> _Problem to solve_:
Return the entries below in their exact form, leaving the pictures out.

(Records from a data source)
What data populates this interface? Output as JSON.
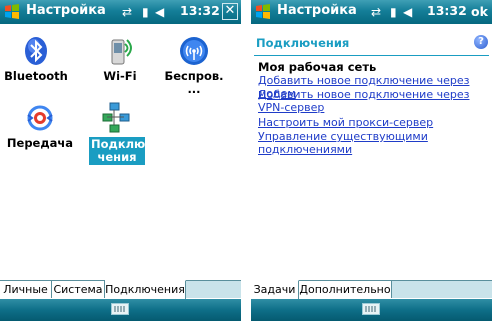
{
  "left": {
    "titlebar": {
      "title": "Настройка",
      "clock": "13:32",
      "close_label": "✕"
    },
    "icons": [
      {
        "label": "Bluetooth",
        "icon": "bluetooth-icon"
      },
      {
        "label": "Wi-Fi",
        "icon": "wifi-icon"
      },
      {
        "label": "Беспров. ...",
        "icon": "wireless-icon"
      },
      {
        "label": "Передача",
        "icon": "beam-icon"
      },
      {
        "label": "Подклю-\nчения",
        "icon": "connections-icon",
        "selected": true
      }
    ],
    "tabs": [
      {
        "label": "Личные"
      },
      {
        "label": "Система"
      },
      {
        "label": "Подключения",
        "active": true
      }
    ]
  },
  "right": {
    "titlebar": {
      "title": "Настройка",
      "clock": "13:32",
      "ok_label": "ok"
    },
    "page_title": "Подключения",
    "help_label": "?",
    "network_heading": "Моя рабочая сеть",
    "links": [
      "Добавить новое подключение через модем",
      "Добавить новое подключение через VPN-сервер",
      "Настроить мой прокси-сервер",
      "Управление существующими подключениями"
    ],
    "tabs": [
      {
        "label": "Задачи",
        "active": true
      },
      {
        "label": "Дополнительно"
      }
    ]
  },
  "colors": {
    "accent": "#1a9dc2",
    "titlebar": "#147e98",
    "link": "#1f3cc8"
  }
}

> _The reply_:
What data populates this interface? Output as JSON.
{
  "left": {
    "titlebar": {
      "title": "Настройка",
      "clock": "13:32",
      "close_label": "✕"
    },
    "icons": [
      {
        "label": "Bluetooth",
        "icon": "bluetooth-icon"
      },
      {
        "label": "Wi-Fi",
        "icon": "wifi-icon"
      },
      {
        "label": "Беспров. ...",
        "icon": "wireless-icon"
      },
      {
        "label": "Передача",
        "icon": "beam-icon"
      },
      {
        "label": "Подклю-\nчения",
        "icon": "connections-icon",
        "selected": true
      }
    ],
    "tabs": [
      {
        "label": "Личные"
      },
      {
        "label": "Система"
      },
      {
        "label": "Подключения",
        "active": true
      }
    ]
  },
  "right": {
    "titlebar": {
      "title": "Настройка",
      "clock": "13:32",
      "ok_label": "ok"
    },
    "page_title": "Подключения",
    "help_label": "?",
    "network_heading": "Моя рабочая сеть",
    "links": [
      "Добавить новое подключение через модем",
      "Добавить новое подключение через VPN-сервер",
      "Настроить мой прокси-сервер",
      "Управление существующими подключениями"
    ],
    "tabs": [
      {
        "label": "Задачи",
        "active": true
      },
      {
        "label": "Дополнительно"
      }
    ]
  },
  "colors": {
    "accent": "#1a9dc2",
    "titlebar": "#147e98",
    "link": "#1f3cc8"
  }
}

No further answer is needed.